Collected data:
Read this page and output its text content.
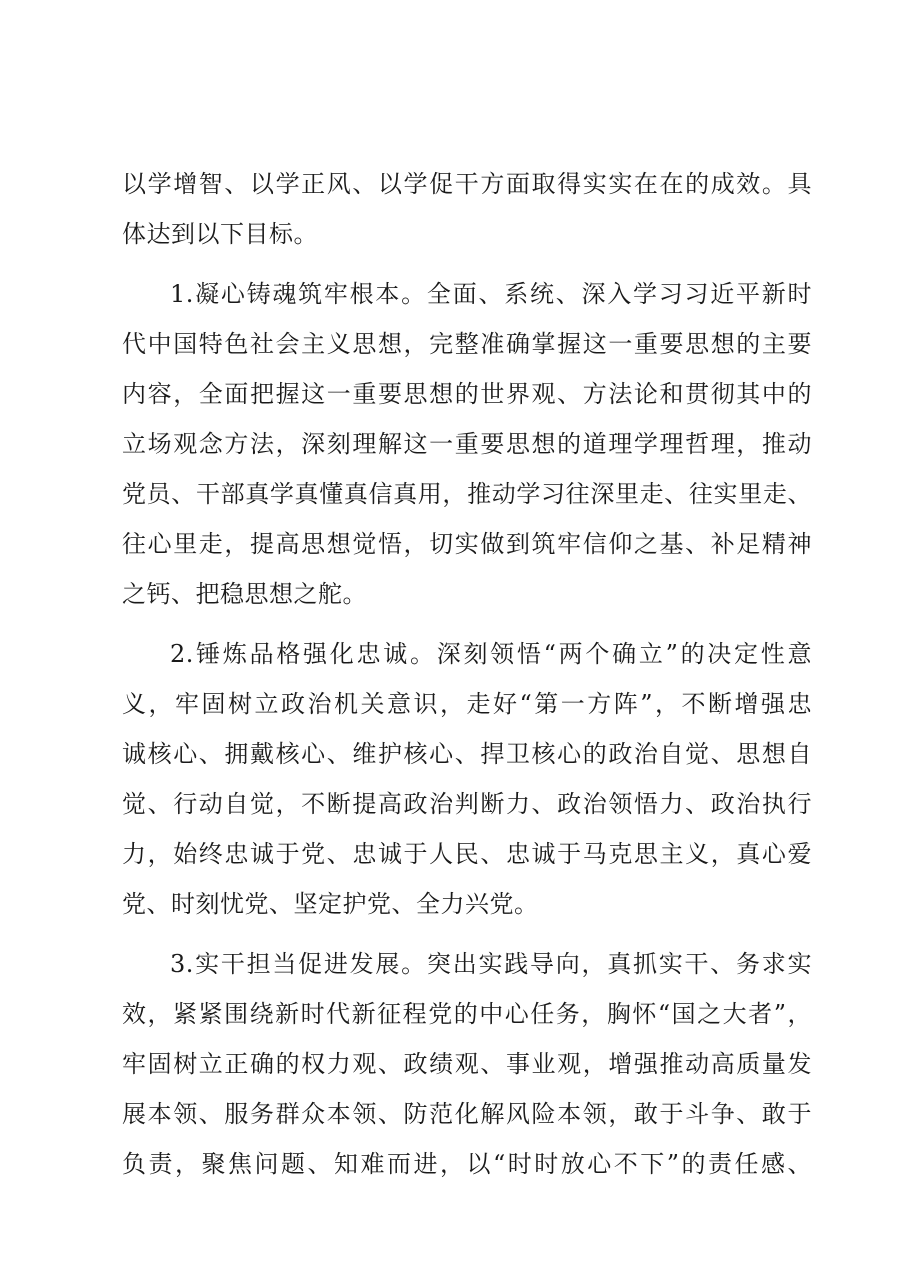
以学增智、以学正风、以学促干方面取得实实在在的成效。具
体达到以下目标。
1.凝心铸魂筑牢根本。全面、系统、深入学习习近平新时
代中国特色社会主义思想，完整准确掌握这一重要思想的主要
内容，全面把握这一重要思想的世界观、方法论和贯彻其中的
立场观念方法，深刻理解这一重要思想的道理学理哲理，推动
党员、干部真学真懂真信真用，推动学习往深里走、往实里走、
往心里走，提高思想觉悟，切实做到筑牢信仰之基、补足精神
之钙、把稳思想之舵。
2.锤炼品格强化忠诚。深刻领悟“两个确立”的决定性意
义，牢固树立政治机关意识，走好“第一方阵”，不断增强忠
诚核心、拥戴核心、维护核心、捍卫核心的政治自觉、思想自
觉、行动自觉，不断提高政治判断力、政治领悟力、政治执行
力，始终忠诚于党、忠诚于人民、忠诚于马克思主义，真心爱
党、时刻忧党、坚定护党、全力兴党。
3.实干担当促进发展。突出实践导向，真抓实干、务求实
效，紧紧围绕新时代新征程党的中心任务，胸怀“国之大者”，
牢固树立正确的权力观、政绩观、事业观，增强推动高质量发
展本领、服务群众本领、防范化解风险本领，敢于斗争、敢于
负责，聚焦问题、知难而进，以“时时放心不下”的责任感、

### Exercise prompt
Restate the whole listing above exactly, except for its images.

### Worked answer
Read this page and output its text content.
以学增智、以学正风、以学促干方面取得实实在在的成效。具
体达到以下目标。
1.凝心铸魂筑牢根本。全面、系统、深入学习习近平新时
代中国特色社会主义思想，完整准确掌握这一重要思想的主要
内容，全面把握这一重要思想的世界观、方法论和贯彻其中的
立场观念方法，深刻理解这一重要思想的道理学理哲理，推动
党员、干部真学真懂真信真用，推动学习往深里走、往实里走、
往心里走，提高思想觉悟，切实做到筑牢信仰之基、补足精神
之钙、把稳思想之舵。
2.锤炼品格强化忠诚。深刻领悟“两个确立”的决定性意
义，牢固树立政治机关意识，走好“第一方阵”，不断增强忠
诚核心、拥戴核心、维护核心、捍卫核心的政治自觉、思想自
觉、行动自觉，不断提高政治判断力、政治领悟力、政治执行
力，始终忠诚于党、忠诚于人民、忠诚于马克思主义，真心爱
党、时刻忧党、坚定护党、全力兴党。
3.实干担当促进发展。突出实践导向，真抓实干、务求实
效，紧紧围绕新时代新征程党的中心任务，胸怀“国之大者”，
牢固树立正确的权力观、政绩观、事业观，增强推动高质量发
展本领、服务群众本领、防范化解风险本领，敢于斗争、敢于
负责，聚焦问题、知难而进，以“时时放心不下”的责任感、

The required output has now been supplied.